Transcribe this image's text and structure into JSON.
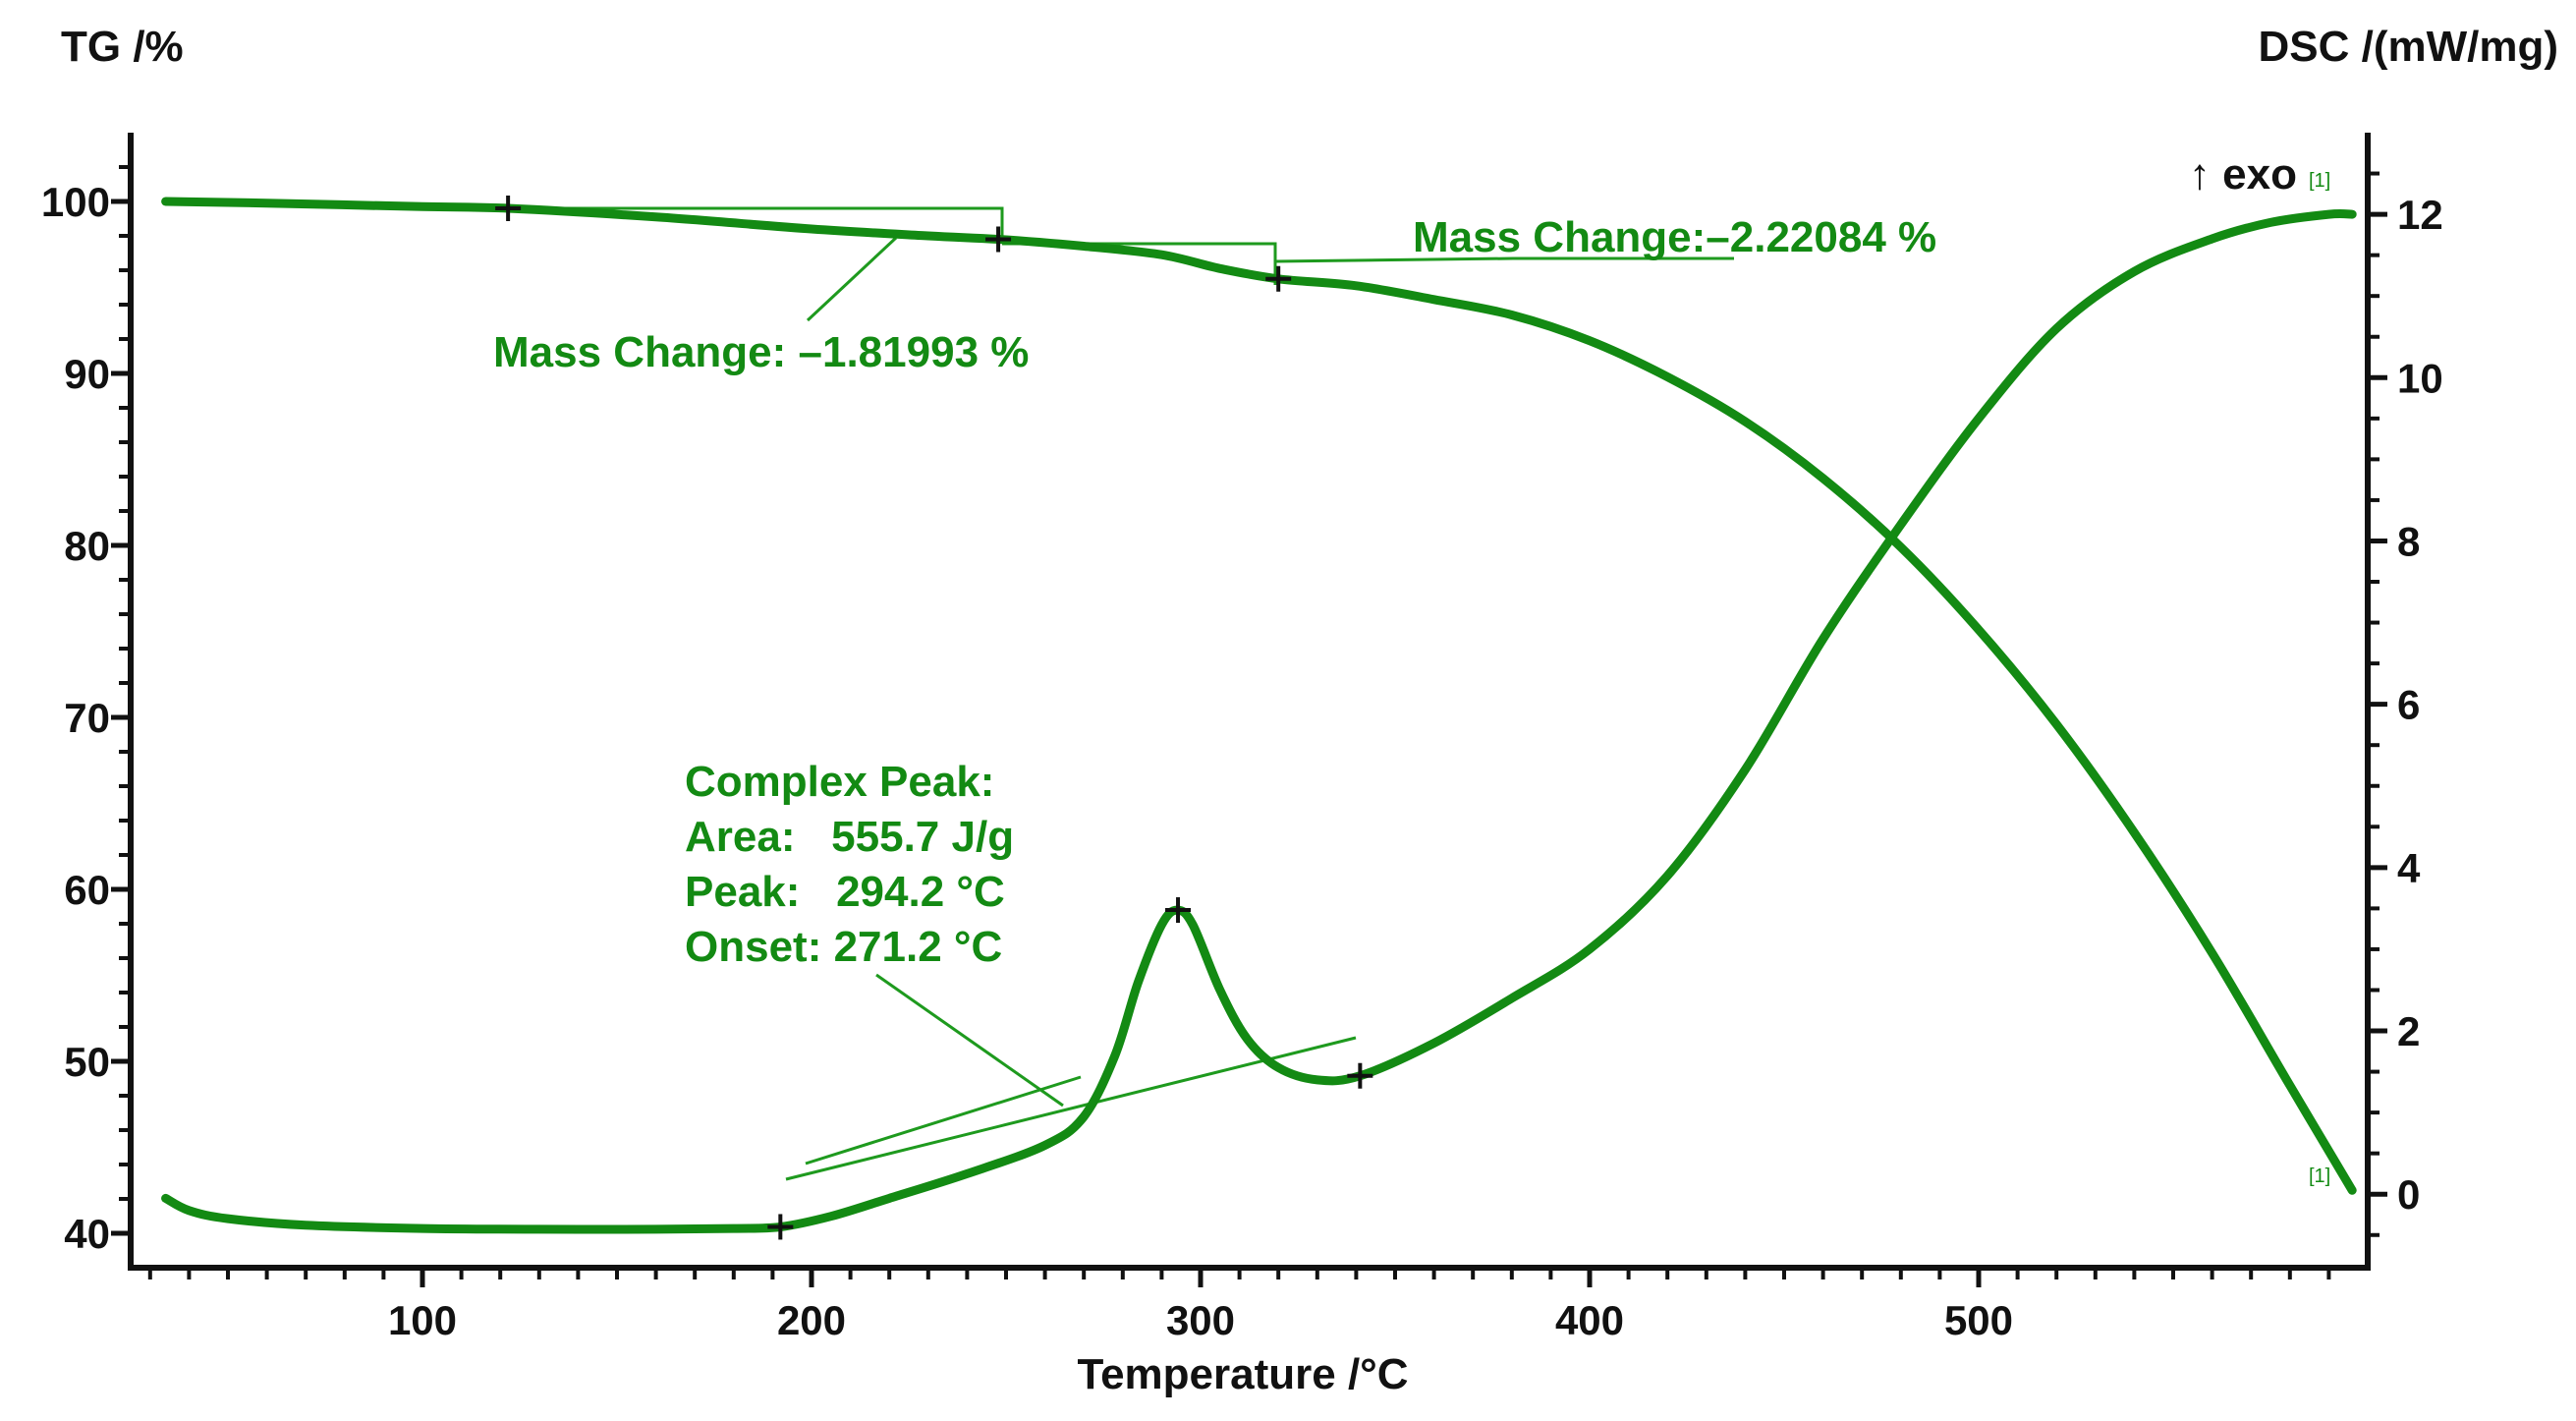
{
  "chart_data": {
    "type": "line",
    "title": "",
    "xlabel": "Temperature /°C",
    "ylabel_left": "TG /%",
    "ylabel_right": "DSC /(mW/mg)",
    "exo_label": "↑ exo",
    "curve_tag_start": "[1]",
    "curve_tag_end": "[1]",
    "xlim": [
      25,
      600
    ],
    "ylim_left": [
      38,
      104
    ],
    "ylim_right": [
      -0.9,
      13.0
    ],
    "x_ticks": [
      100,
      200,
      300,
      400,
      500
    ],
    "y_left_ticks": [
      40,
      50,
      60,
      70,
      80,
      90,
      100
    ],
    "y_right_ticks": [
      0,
      2,
      4,
      6,
      8,
      10,
      12
    ],
    "colors": {
      "curve": "#138a13",
      "annotation": "#138a13",
      "axis": "#111111"
    },
    "series": [
      {
        "name": "TG",
        "axis": "left",
        "x": [
          34,
          60,
          100,
          122,
          160,
          200,
          230,
          248,
          270,
          290,
          305,
          320,
          340,
          360,
          380,
          400,
          420,
          440,
          460,
          480,
          500,
          520,
          540,
          560,
          580,
          596
        ],
        "y": [
          100.0,
          99.9,
          99.7,
          99.6,
          99.1,
          98.4,
          98.0,
          97.8,
          97.4,
          96.9,
          96.1,
          95.5,
          95.1,
          94.3,
          93.4,
          91.9,
          89.8,
          87.2,
          83.9,
          79.9,
          75.1,
          69.6,
          63.3,
          56.3,
          48.6,
          42.5
        ]
      },
      {
        "name": "DSC",
        "axis": "right",
        "x": [
          34,
          40,
          50,
          70,
          100,
          130,
          160,
          180,
          192,
          205,
          220,
          240,
          260,
          270,
          278,
          284,
          290,
          294,
          298,
          305,
          312,
          320,
          330,
          341,
          360,
          380,
          400,
          420,
          440,
          460,
          480,
          500,
          520,
          540,
          560,
          575,
          590,
          596
        ],
        "y": [
          -0.05,
          -0.2,
          -0.3,
          -0.38,
          -0.42,
          -0.43,
          -0.43,
          -0.42,
          -0.4,
          -0.27,
          -0.05,
          0.25,
          0.6,
          0.95,
          1.7,
          2.6,
          3.3,
          3.48,
          3.3,
          2.5,
          1.9,
          1.55,
          1.4,
          1.45,
          1.85,
          2.4,
          3.0,
          3.9,
          5.2,
          6.8,
          8.2,
          9.5,
          10.6,
          11.3,
          11.7,
          11.9,
          12.0,
          12.0
        ]
      }
    ],
    "markers": [
      {
        "series": "TG",
        "x": 122,
        "y": 99.6
      },
      {
        "series": "TG",
        "x": 248,
        "y": 97.8
      },
      {
        "series": "TG",
        "x": 320,
        "y": 95.5
      },
      {
        "series": "DSC",
        "x": 192,
        "y": -0.4
      },
      {
        "series": "DSC",
        "x": 294.2,
        "y": 3.48
      },
      {
        "series": "DSC",
        "x": 341,
        "y": 1.45
      }
    ],
    "annotations": {
      "mass_change_1": "Mass Change: –1.81993 %",
      "mass_change_2": "Mass Change:–2.22084 %",
      "complex_peak": {
        "title": "Complex Peak:",
        "area": "Area:   555.7 J/g",
        "peak": "Peak:   294.2 °C",
        "onset": "Onset: 271.2 °C"
      }
    }
  }
}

• SET TASK
Copy each line of the records above that carries the word "Mass".

• RESULT OF THIS TASK
      "mass_change_1": "Mass Change: –1.81993 %",
      "mass_change_2": "Mass Change:–2.22084 %",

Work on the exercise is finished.